**STATED TASK**
Among the lines below, count those with "value". Give the total alone.

--- START OF EXTRACTED RECORDS ---

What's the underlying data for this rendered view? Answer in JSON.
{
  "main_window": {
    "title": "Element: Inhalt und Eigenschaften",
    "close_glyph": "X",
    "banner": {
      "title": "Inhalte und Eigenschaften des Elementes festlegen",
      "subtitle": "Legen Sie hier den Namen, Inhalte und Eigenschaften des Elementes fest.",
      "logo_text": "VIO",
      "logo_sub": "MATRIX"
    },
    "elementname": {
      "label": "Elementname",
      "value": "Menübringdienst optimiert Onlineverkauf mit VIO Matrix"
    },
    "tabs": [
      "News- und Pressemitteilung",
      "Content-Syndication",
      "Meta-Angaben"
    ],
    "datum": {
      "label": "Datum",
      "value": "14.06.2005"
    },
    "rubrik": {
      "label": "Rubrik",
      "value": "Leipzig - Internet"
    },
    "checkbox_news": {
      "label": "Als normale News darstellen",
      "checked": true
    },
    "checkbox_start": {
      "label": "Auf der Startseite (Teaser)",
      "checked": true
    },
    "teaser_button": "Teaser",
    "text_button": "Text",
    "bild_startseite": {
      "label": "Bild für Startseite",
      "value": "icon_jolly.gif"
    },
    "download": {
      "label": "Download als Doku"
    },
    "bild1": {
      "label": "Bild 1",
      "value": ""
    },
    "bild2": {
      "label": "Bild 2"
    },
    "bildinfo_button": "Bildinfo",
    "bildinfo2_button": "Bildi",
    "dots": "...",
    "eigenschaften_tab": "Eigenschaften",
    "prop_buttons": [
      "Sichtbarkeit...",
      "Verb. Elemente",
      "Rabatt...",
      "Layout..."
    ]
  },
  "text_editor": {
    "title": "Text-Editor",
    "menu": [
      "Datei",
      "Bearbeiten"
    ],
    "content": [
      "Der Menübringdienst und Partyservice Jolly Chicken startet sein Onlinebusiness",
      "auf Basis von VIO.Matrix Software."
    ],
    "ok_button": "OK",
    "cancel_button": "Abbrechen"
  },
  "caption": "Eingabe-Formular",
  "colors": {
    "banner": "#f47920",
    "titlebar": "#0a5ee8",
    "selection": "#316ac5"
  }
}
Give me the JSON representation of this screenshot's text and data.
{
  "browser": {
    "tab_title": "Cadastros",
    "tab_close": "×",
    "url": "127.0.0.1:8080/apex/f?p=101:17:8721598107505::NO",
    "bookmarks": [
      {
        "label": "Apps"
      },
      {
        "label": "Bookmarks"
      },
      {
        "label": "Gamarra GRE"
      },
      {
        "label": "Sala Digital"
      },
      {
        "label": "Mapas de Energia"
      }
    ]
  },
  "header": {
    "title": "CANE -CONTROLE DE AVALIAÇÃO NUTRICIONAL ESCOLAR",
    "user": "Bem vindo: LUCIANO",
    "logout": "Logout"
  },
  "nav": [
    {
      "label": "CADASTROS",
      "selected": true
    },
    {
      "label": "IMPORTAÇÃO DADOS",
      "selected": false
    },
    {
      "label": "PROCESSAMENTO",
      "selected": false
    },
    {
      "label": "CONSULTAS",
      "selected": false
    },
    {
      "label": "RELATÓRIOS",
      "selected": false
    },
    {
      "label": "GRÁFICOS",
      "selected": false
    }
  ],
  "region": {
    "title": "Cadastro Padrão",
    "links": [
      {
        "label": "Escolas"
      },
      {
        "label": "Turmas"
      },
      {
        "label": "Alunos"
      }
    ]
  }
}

--- END OF EXTRACTED RECORDS ---

**RESULT OF THIS EXERCISE**
5